[Data entries]

□ □ □ □ □

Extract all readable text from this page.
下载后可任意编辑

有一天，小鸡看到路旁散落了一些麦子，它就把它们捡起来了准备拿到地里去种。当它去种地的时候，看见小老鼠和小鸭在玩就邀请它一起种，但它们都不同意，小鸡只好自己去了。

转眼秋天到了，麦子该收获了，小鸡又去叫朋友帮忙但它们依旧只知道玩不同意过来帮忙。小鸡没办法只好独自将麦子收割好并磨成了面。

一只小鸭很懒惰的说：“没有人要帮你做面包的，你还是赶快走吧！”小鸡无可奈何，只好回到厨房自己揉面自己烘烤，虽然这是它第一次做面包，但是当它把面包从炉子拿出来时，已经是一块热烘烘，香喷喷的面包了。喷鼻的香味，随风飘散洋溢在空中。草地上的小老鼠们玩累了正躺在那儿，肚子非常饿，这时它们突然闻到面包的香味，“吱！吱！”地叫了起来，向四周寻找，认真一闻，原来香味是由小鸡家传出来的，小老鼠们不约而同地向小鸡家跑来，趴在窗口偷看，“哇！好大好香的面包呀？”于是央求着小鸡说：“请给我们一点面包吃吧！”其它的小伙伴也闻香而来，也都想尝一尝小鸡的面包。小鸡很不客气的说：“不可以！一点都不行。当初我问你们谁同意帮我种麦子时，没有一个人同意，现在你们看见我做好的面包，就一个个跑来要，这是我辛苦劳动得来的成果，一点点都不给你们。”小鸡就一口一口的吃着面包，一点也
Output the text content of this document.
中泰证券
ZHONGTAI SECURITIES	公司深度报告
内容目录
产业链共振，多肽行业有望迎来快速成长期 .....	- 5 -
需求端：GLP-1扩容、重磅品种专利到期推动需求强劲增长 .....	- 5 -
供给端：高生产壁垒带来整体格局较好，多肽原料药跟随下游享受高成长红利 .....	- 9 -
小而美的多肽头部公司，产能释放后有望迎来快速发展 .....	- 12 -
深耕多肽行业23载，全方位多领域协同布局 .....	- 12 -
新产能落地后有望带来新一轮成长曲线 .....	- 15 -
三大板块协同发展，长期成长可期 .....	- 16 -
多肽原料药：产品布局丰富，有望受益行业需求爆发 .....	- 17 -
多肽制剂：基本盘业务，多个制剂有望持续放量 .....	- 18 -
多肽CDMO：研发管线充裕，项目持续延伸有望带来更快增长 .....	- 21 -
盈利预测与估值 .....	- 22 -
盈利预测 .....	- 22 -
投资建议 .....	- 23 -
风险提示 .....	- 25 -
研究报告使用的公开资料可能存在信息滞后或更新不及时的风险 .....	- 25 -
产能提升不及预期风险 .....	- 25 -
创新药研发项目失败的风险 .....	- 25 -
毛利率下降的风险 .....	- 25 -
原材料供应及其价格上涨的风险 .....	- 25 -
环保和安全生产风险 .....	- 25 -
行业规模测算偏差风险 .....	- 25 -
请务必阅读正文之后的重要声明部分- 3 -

□ □ □ □ □

- **Task requirements**
Each record must be repeated exactly as it is.

- **Reply**
Extract all readable text from this page.
下载后可任意编辑

有一天，小鸡看到路旁散落了一些麦子，它就把它们捡起来了准备拿到地里去种。当它去种地的时候，看见小老鼠和小鸭在玩就邀请它一起种，但它们都不同意，小鸡只好自己去了。

转眼秋天到了，麦子该收获了，小鸡又去叫朋友帮忙但它们依旧只知道玩不同意过来帮忙。小鸡没办法只好独自将麦子收割好并磨成了面。

一只小鸭很懒惰的说：“没有人要帮你做面包的，你还是赶快走吧！”小鸡无可奈何，只好回到厨房自己揉面自己烘烤，虽然这是它第一次做面包，但是当它把面包从炉子拿出来时，已经是一块热烘烘，香喷喷的面包了。喷鼻的香味，随风飘散洋溢在空中。草地上的小老鼠们玩累了正躺在那儿，肚子非常饿，这时它们突然闻到面包的香味，“吱！吱！”地叫了起来，向四周寻找，认真一闻，原来香味是由小鸡家传出来的，小老鼠们不约而同地向小鸡家跑来，趴在窗口偷看，“哇！好大好香的面包呀？”于是央求着小鸡说：“请给我们一点面包吃吧！”其它的小伙伴也闻香而来，也都想尝一尝小鸡的面包。小鸡很不客气的说：“不可以！一点都不行。当初我问你们谁同意帮我种麦子时，没有一个人同意，现在你们看见我做好的面包，就一个个跑来要，这是我辛苦劳动得来的成果，一点点都不给你们。”小鸡就一口一口的吃着面包，一点也
Output the text content of this document.
中泰证券
ZHONGTAI SECURITIES	公司深度报告
内容目录
产业链共振，多肽行业有望迎来快速成长期 .....	- 5 -
需求端：GLP-1扩容、重磅品种专利到期推动需求强劲增长 .....	- 5 -
供给端：高生产壁垒带来整体格局较好，多肽原料药跟随下游享受高成长红利 .....	- 9 -
小而美的多肽头部公司，产能释放后有望迎来快速发展 .....	- 12 -
深耕多肽行业23载，全方位多领域协同布局 .....	- 12 -
新产能落地后有望带来新一轮成长曲线 .....	- 15 -
三大板块协同发展，长期成长可期 .....	- 16 -
多肽原料药：产品布局丰富，有望受益行业需求爆发 .....	- 17 -
多肽制剂：基本盘业务，多个制剂有望持续放量 .....	- 18 -
多肽CDMO：研发管线充裕，项目持续延伸有望带来更快增长 .....	- 21 -
盈利预测与估值 .....	- 22 -
盈利预测 .....	- 22 -
投资建议 .....	- 23 -
风险提示 .....	- 25 -
研究报告使用的公开资料可能存在信息滞后或更新不及时的风险 .....	- 25 -
产能提升不及预期风险 .....	- 25 -
创新药研发项目失败的风险 .....	- 25 -
毛利率下降的风险 .....	- 25 -
原材料供应及其价格上涨的风险 .....	- 25 -
环保和安全生产风险 .....	- 25 -
行业规模测算偏差风险 .....	- 25 -
请务必阅读正文之后的重要声明部分- 3 -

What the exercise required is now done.